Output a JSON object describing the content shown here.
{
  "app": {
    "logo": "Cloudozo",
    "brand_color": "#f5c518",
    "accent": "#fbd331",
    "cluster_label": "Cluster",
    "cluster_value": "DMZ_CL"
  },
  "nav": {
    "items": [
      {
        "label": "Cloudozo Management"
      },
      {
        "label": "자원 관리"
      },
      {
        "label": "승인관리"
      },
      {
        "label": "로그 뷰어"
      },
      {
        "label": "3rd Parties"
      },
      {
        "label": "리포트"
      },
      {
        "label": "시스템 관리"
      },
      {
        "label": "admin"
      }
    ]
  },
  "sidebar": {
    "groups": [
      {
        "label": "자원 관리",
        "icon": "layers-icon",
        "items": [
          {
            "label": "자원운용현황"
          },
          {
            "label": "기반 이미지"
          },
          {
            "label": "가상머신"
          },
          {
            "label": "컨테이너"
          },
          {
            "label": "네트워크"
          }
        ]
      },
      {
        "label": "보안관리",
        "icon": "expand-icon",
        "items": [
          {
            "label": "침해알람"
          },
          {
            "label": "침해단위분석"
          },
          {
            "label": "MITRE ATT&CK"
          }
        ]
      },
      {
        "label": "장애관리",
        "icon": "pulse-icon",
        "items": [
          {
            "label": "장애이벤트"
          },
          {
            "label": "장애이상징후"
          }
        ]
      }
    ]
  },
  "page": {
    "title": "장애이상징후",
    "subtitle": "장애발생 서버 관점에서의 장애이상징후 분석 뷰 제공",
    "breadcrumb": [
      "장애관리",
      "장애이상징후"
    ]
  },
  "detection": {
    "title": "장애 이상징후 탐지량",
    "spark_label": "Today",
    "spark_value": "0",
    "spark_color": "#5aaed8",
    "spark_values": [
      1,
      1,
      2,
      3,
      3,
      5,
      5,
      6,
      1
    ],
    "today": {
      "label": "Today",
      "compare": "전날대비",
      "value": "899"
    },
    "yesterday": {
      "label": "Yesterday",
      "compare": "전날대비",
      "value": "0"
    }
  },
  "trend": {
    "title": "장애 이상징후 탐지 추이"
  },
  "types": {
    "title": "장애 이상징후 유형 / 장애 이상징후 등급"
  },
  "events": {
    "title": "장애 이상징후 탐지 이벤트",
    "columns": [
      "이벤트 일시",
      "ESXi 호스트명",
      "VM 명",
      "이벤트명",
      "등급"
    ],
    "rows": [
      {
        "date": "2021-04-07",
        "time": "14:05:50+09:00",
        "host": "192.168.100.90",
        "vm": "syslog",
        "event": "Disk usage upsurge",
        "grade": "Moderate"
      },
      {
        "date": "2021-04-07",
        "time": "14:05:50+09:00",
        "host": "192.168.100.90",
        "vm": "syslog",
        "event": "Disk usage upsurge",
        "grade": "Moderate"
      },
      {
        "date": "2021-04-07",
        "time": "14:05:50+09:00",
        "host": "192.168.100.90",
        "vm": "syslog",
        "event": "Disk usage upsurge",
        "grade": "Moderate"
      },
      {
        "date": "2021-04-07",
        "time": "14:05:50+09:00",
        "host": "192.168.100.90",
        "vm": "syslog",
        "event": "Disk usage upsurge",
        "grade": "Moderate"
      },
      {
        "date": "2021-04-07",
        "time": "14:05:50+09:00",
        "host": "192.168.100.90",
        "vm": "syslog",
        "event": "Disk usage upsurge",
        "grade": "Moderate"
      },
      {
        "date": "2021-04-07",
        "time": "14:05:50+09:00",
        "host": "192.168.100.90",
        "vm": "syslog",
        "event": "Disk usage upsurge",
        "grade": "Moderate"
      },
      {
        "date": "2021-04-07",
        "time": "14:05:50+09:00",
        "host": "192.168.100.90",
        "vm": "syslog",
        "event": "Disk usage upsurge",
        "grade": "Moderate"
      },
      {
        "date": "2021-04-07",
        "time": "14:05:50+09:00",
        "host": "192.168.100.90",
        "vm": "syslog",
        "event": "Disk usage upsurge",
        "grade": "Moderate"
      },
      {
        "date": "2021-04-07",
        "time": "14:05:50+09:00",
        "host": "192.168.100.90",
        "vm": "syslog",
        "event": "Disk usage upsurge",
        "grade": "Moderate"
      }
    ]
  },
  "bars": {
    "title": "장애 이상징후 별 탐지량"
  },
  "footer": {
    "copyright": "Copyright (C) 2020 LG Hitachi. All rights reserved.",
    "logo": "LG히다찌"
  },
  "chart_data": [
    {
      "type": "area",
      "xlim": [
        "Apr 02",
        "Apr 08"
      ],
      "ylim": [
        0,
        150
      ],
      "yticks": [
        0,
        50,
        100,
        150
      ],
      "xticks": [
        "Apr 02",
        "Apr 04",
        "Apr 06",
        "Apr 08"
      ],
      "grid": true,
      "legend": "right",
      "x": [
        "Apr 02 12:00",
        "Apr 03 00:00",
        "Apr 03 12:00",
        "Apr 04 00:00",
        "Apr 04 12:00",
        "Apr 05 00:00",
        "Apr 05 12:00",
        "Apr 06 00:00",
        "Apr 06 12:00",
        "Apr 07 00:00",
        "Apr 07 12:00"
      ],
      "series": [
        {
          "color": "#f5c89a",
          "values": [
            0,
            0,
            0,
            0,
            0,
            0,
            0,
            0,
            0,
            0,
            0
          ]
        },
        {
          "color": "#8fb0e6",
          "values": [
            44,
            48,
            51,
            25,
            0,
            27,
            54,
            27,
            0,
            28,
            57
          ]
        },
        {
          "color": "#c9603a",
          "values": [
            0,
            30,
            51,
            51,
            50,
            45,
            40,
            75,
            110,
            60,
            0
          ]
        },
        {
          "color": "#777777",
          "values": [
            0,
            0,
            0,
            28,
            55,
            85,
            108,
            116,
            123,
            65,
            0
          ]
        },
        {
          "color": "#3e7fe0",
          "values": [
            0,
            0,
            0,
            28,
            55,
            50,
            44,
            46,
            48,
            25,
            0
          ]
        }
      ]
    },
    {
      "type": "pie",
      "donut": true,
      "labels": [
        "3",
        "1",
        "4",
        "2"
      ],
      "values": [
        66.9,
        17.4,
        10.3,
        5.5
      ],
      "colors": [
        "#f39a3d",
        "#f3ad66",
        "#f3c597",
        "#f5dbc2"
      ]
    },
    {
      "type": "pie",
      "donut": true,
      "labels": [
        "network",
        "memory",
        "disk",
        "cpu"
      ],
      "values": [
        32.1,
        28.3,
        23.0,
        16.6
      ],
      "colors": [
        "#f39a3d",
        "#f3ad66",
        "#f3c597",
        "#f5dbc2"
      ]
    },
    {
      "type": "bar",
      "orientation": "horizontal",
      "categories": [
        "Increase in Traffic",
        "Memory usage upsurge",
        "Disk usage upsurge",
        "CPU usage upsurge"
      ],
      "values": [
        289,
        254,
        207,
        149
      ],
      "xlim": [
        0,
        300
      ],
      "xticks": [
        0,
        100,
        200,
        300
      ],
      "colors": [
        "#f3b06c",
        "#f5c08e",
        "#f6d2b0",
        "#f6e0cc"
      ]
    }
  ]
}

● WHAT THE TASK ASKS: Copy out all of the records above with nothing altered.

● RESULT OF THE TASK:
Output a JSON object describing the content shown here.
{
  "app": {
    "logo": "Cloudozo",
    "brand_color": "#f5c518",
    "accent": "#fbd331",
    "cluster_label": "Cluster",
    "cluster_value": "DMZ_CL"
  },
  "nav": {
    "items": [
      {
        "label": "Cloudozo Management"
      },
      {
        "label": "자원 관리"
      },
      {
        "label": "승인관리"
      },
      {
        "label": "로그 뷰어"
      },
      {
        "label": "3rd Parties"
      },
      {
        "label": "리포트"
      },
      {
        "label": "시스템 관리"
      },
      {
        "label": "admin"
      }
    ]
  },
  "sidebar": {
    "groups": [
      {
        "label": "자원 관리",
        "icon": "layers-icon",
        "items": [
          {
            "label": "자원운용현황"
          },
          {
            "label": "기반 이미지"
          },
          {
            "label": "가상머신"
          },
          {
            "label": "컨테이너"
          },
          {
            "label": "네트워크"
          }
        ]
      },
      {
        "label": "보안관리",
        "icon": "expand-icon",
        "items": [
          {
            "label": "침해알람"
          },
          {
            "label": "침해단위분석"
          },
          {
            "label": "MITRE ATT&CK"
          }
        ]
      },
      {
        "label": "장애관리",
        "icon": "pulse-icon",
        "items": [
          {
            "label": "장애이벤트"
          },
          {
            "label": "장애이상징후"
          }
        ]
      }
    ]
  },
  "page": {
    "title": "장애이상징후",
    "subtitle": "장애발생 서버 관점에서의 장애이상징후 분석 뷰 제공",
    "breadcrumb": [
      "장애관리",
      "장애이상징후"
    ]
  },
  "detection": {
    "title": "장애 이상징후 탐지량",
    "spark_label": "Today",
    "spark_value": "0",
    "spark_color": "#5aaed8",
    "spark_values": [
      1,
      1,
      2,
      3,
      3,
      5,
      5,
      6,
      1
    ],
    "today": {
      "label": "Today",
      "compare": "전날대비",
      "value": "899"
    },
    "yesterday": {
      "label": "Yesterday",
      "compare": "전날대비",
      "value": "0"
    }
  },
  "trend": {
    "title": "장애 이상징후 탐지 추이"
  },
  "types": {
    "title": "장애 이상징후 유형 / 장애 이상징후 등급"
  },
  "events": {
    "title": "장애 이상징후 탐지 이벤트",
    "columns": [
      "이벤트 일시",
      "ESXi 호스트명",
      "VM 명",
      "이벤트명",
      "등급"
    ],
    "rows": [
      {
        "date": "2021-04-07",
        "time": "14:05:50+09:00",
        "host": "192.168.100.90",
        "vm": "syslog",
        "event": "Disk usage upsurge",
        "grade": "Moderate"
      },
      {
        "date": "2021-04-07",
        "time": "14:05:50+09:00",
        "host": "192.168.100.90",
        "vm": "syslog",
        "event": "Disk usage upsurge",
        "grade": "Moderate"
      },
      {
        "date": "2021-04-07",
        "time": "14:05:50+09:00",
        "host": "192.168.100.90",
        "vm": "syslog",
        "event": "Disk usage upsurge",
        "grade": "Moderate"
      },
      {
        "date": "2021-04-07",
        "time": "14:05:50+09:00",
        "host": "192.168.100.90",
        "vm": "syslog",
        "event": "Disk usage upsurge",
        "grade": "Moderate"
      },
      {
        "date": "2021-04-07",
        "time": "14:05:50+09:00",
        "host": "192.168.100.90",
        "vm": "syslog",
        "event": "Disk usage upsurge",
        "grade": "Moderate"
      },
      {
        "date": "2021-04-07",
        "time": "14:05:50+09:00",
        "host": "192.168.100.90",
        "vm": "syslog",
        "event": "Disk usage upsurge",
        "grade": "Moderate"
      },
      {
        "date": "2021-04-07",
        "time": "14:05:50+09:00",
        "host": "192.168.100.90",
        "vm": "syslog",
        "event": "Disk usage upsurge",
        "grade": "Moderate"
      },
      {
        "date": "2021-04-07",
        "time": "14:05:50+09:00",
        "host": "192.168.100.90",
        "vm": "syslog",
        "event": "Disk usage upsurge",
        "grade": "Moderate"
      },
      {
        "date": "2021-04-07",
        "time": "14:05:50+09:00",
        "host": "192.168.100.90",
        "vm": "syslog",
        "event": "Disk usage upsurge",
        "grade": "Moderate"
      }
    ]
  },
  "bars": {
    "title": "장애 이상징후 별 탐지량"
  },
  "footer": {
    "copyright": "Copyright (C) 2020 LG Hitachi. All rights reserved.",
    "logo": "LG히다찌"
  },
  "chart_data": [
    {
      "type": "area",
      "xlim": [
        "Apr 02",
        "Apr 08"
      ],
      "ylim": [
        0,
        150
      ],
      "yticks": [
        0,
        50,
        100,
        150
      ],
      "xticks": [
        "Apr 02",
        "Apr 04",
        "Apr 06",
        "Apr 08"
      ],
      "grid": true,
      "legend": "right",
      "x": [
        "Apr 02 12:00",
        "Apr 03 00:00",
        "Apr 03 12:00",
        "Apr 04 00:00",
        "Apr 04 12:00",
        "Apr 05 00:00",
        "Apr 05 12:00",
        "Apr 06 00:00",
        "Apr 06 12:00",
        "Apr 07 00:00",
        "Apr 07 12:00"
      ],
      "series": [
        {
          "color": "#f5c89a",
          "values": [
            0,
            0,
            0,
            0,
            0,
            0,
            0,
            0,
            0,
            0,
            0
          ]
        },
        {
          "color": "#8fb0e6",
          "values": [
            44,
            48,
            51,
            25,
            0,
            27,
            54,
            27,
            0,
            28,
            57
          ]
        },
        {
          "color": "#c9603a",
          "values": [
            0,
            30,
            51,
            51,
            50,
            45,
            40,
            75,
            110,
            60,
            0
          ]
        },
        {
          "color": "#777777",
          "values": [
            0,
            0,
            0,
            28,
            55,
            85,
            108,
            116,
            123,
            65,
            0
          ]
        },
        {
          "color": "#3e7fe0",
          "values": [
            0,
            0,
            0,
            28,
            55,
            50,
            44,
            46,
            48,
            25,
            0
          ]
        }
      ]
    },
    {
      "type": "pie",
      "donut": true,
      "labels": [
        "3",
        "1",
        "4",
        "2"
      ],
      "values": [
        66.9,
        17.4,
        10.3,
        5.5
      ],
      "colors": [
        "#f39a3d",
        "#f3ad66",
        "#f3c597",
        "#f5dbc2"
      ]
    },
    {
      "type": "pie",
      "donut": true,
      "labels": [
        "network",
        "memory",
        "disk",
        "cpu"
      ],
      "values": [
        32.1,
        28.3,
        23.0,
        16.6
      ],
      "colors": [
        "#f39a3d",
        "#f3ad66",
        "#f3c597",
        "#f5dbc2"
      ]
    },
    {
      "type": "bar",
      "orientation": "horizontal",
      "categories": [
        "Increase in Traffic",
        "Memory usage upsurge",
        "Disk usage upsurge",
        "CPU usage upsurge"
      ],
      "values": [
        289,
        254,
        207,
        149
      ],
      "xlim": [
        0,
        300
      ],
      "xticks": [
        0,
        100,
        200,
        300
      ],
      "colors": [
        "#f3b06c",
        "#f5c08e",
        "#f6d2b0",
        "#f6e0cc"
      ]
    }
  ]
}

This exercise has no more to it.